* [WRITTEN REQUEST]
Write the data out again, character for character, with no images.

[begin DATASET EXCERPTS]

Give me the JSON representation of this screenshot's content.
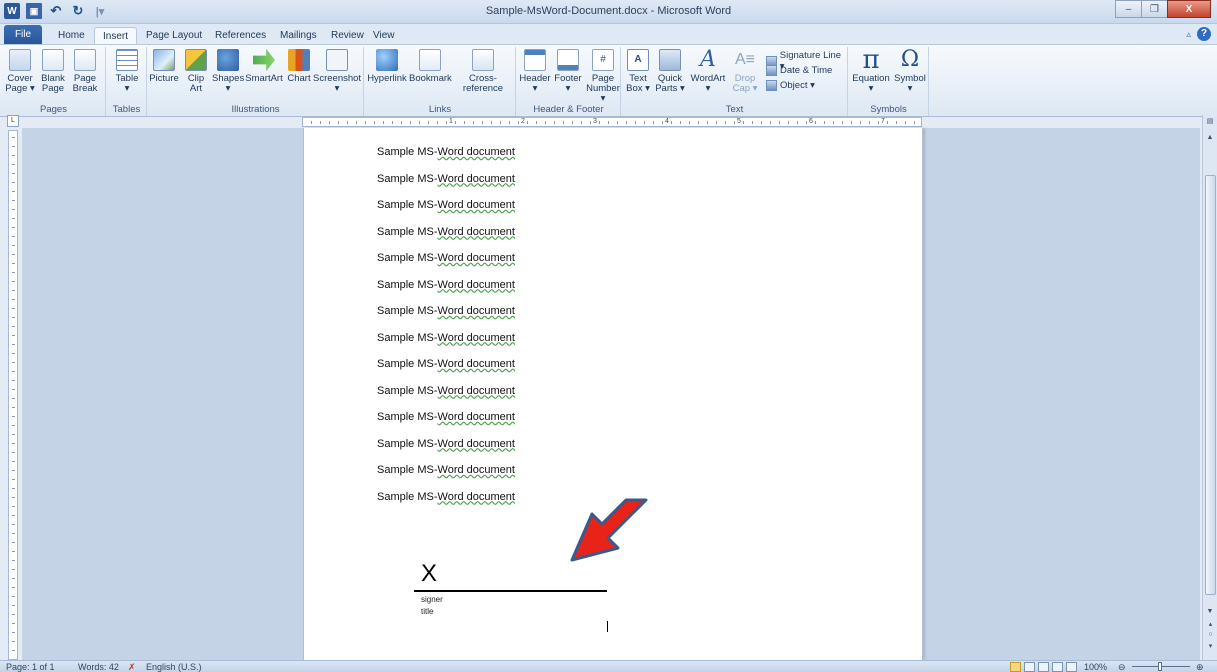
{
  "window": {
    "title": "Sample-MsWord-Document.docx - Microsoft Word",
    "minimize": "–",
    "restore": "❐",
    "close": "X"
  },
  "qat": {
    "word_icon": "W",
    "save_icon": "💾",
    "undo_icon": "↶",
    "redo_icon": "↻",
    "customize": "|▾"
  },
  "tabs": [
    {
      "label": "File"
    },
    {
      "label": "Home"
    },
    {
      "label": "Insert"
    },
    {
      "label": "Page Layout"
    },
    {
      "label": "References"
    },
    {
      "label": "Mailings"
    },
    {
      "label": "Review"
    },
    {
      "label": "View"
    }
  ],
  "active_tab": "Insert",
  "ribbon": {
    "pages": {
      "label": "Pages",
      "cover": "Cover\nPage ▾",
      "blank": "Blank\nPage",
      "break": "Page\nBreak"
    },
    "tables": {
      "label": "Tables",
      "table": "Table\n▾"
    },
    "illustrations": {
      "label": "Illustrations",
      "picture": "Picture",
      "clipart": "Clip\nArt",
      "shapes": "Shapes\n▾",
      "smartart": "SmartArt",
      "chart": "Chart",
      "screenshot": "Screenshot\n▾"
    },
    "links": {
      "label": "Links",
      "hyperlink": "Hyperlink",
      "bookmark": "Bookmark",
      "crossref": "Cross-reference"
    },
    "header_footer": {
      "label": "Header & Footer",
      "header": "Header\n▾",
      "footer": "Footer\n▾",
      "pagenum": "Page\nNumber ▾"
    },
    "text": {
      "label": "Text",
      "textbox": "Text\nBox ▾",
      "quickparts": "Quick\nParts ▾",
      "wordart": "WordArt\n▾",
      "dropcap": "Drop\nCap ▾",
      "sigline": "Signature Line ▾",
      "datetime": "Date & Time",
      "object": "Object ▾"
    },
    "symbols": {
      "label": "Symbols",
      "equation": "Equation\n▾",
      "symbol": "Symbol\n▾",
      "pi": "π",
      "omega": "Ω"
    }
  },
  "ruler": {
    "numbers": [
      "1",
      "2",
      "3",
      "4",
      "5",
      "6",
      "7"
    ],
    "tab_selector": "L"
  },
  "document": {
    "lines": [
      {
        "prefix": "Sample MS-",
        "squiggle": "Word document"
      },
      {
        "prefix": "Sample MS-",
        "squiggle": "Word document"
      },
      {
        "prefix": "Sample MS-",
        "squiggle": "Word document"
      },
      {
        "prefix": "Sample MS-",
        "squiggle": "Word document"
      },
      {
        "prefix": "Sample MS-",
        "squiggle": "Word document"
      },
      {
        "prefix": "Sample MS-",
        "squiggle": "Word document"
      },
      {
        "prefix": "Sample MS-",
        "squiggle": "Word document"
      },
      {
        "prefix": "Sample MS-",
        "squiggle": "Word document"
      },
      {
        "prefix": "Sample MS-",
        "squiggle": "Word document"
      },
      {
        "prefix": "Sample MS-",
        "squiggle": "Word document"
      },
      {
        "prefix": "Sample MS-",
        "squiggle": "Word document"
      },
      {
        "prefix": "Sample MS-",
        "squiggle": "Word document"
      },
      {
        "prefix": "Sample MS-",
        "squiggle": "Word document"
      },
      {
        "prefix": "Sample MS-",
        "squiggle": "Word document"
      }
    ],
    "signature": {
      "x": "X",
      "signer": "signer",
      "title": "title"
    },
    "arrow_color": "#e8231a"
  },
  "status": {
    "page": "Page: 1 of 1",
    "words": "Words: 42",
    "language": "English (U.S.)",
    "zoom": "100%",
    "zoom_level": 1.0
  },
  "colors": {
    "accent": "#2b5797",
    "arrow_fill": "#e8231a",
    "arrow_border": "#3b5a8a"
  }
}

[end DATASET EXCERPTS]

* [TASK RESULT]
Give me the JSON representation of this screenshot's content.
{
  "window": {
    "title": "Sample-MsWord-Document.docx - Microsoft Word",
    "minimize": "–",
    "restore": "❐",
    "close": "X"
  },
  "qat": {
    "word_icon": "W",
    "save_icon": "💾",
    "undo_icon": "↶",
    "redo_icon": "↻",
    "customize": "|▾"
  },
  "tabs": [
    {
      "label": "File"
    },
    {
      "label": "Home"
    },
    {
      "label": "Insert"
    },
    {
      "label": "Page Layout"
    },
    {
      "label": "References"
    },
    {
      "label": "Mailings"
    },
    {
      "label": "Review"
    },
    {
      "label": "View"
    }
  ],
  "active_tab": "Insert",
  "ribbon": {
    "pages": {
      "label": "Pages",
      "cover": "Cover\nPage ▾",
      "blank": "Blank\nPage",
      "break": "Page\nBreak"
    },
    "tables": {
      "label": "Tables",
      "table": "Table\n▾"
    },
    "illustrations": {
      "label": "Illustrations",
      "picture": "Picture",
      "clipart": "Clip\nArt",
      "shapes": "Shapes\n▾",
      "smartart": "SmartArt",
      "chart": "Chart",
      "screenshot": "Screenshot\n▾"
    },
    "links": {
      "label": "Links",
      "hyperlink": "Hyperlink",
      "bookmark": "Bookmark",
      "crossref": "Cross-reference"
    },
    "header_footer": {
      "label": "Header & Footer",
      "header": "Header\n▾",
      "footer": "Footer\n▾",
      "pagenum": "Page\nNumber ▾"
    },
    "text": {
      "label": "Text",
      "textbox": "Text\nBox ▾",
      "quickparts": "Quick\nParts ▾",
      "wordart": "WordArt\n▾",
      "dropcap": "Drop\nCap ▾",
      "sigline": "Signature Line ▾",
      "datetime": "Date & Time",
      "object": "Object ▾"
    },
    "symbols": {
      "label": "Symbols",
      "equation": "Equation\n▾",
      "symbol": "Symbol\n▾",
      "pi": "π",
      "omega": "Ω"
    }
  },
  "ruler": {
    "numbers": [
      "1",
      "2",
      "3",
      "4",
      "5",
      "6",
      "7"
    ],
    "tab_selector": "L"
  },
  "document": {
    "lines": [
      {
        "prefix": "Sample MS-",
        "squiggle": "Word document"
      },
      {
        "prefix": "Sample MS-",
        "squiggle": "Word document"
      },
      {
        "prefix": "Sample MS-",
        "squiggle": "Word document"
      },
      {
        "prefix": "Sample MS-",
        "squiggle": "Word document"
      },
      {
        "prefix": "Sample MS-",
        "squiggle": "Word document"
      },
      {
        "prefix": "Sample MS-",
        "squiggle": "Word document"
      },
      {
        "prefix": "Sample MS-",
        "squiggle": "Word document"
      },
      {
        "prefix": "Sample MS-",
        "squiggle": "Word document"
      },
      {
        "prefix": "Sample MS-",
        "squiggle": "Word document"
      },
      {
        "prefix": "Sample MS-",
        "squiggle": "Word document"
      },
      {
        "prefix": "Sample MS-",
        "squiggle": "Word document"
      },
      {
        "prefix": "Sample MS-",
        "squiggle": "Word document"
      },
      {
        "prefix": "Sample MS-",
        "squiggle": "Word document"
      },
      {
        "prefix": "Sample MS-",
        "squiggle": "Word document"
      }
    ],
    "signature": {
      "x": "X",
      "signer": "signer",
      "title": "title"
    },
    "arrow_color": "#e8231a"
  },
  "status": {
    "page": "Page: 1 of 1",
    "words": "Words: 42",
    "language": "English (U.S.)",
    "zoom": "100%",
    "zoom_level": 1.0
  },
  "colors": {
    "accent": "#2b5797",
    "arrow_fill": "#e8231a",
    "arrow_border": "#3b5a8a"
  }
}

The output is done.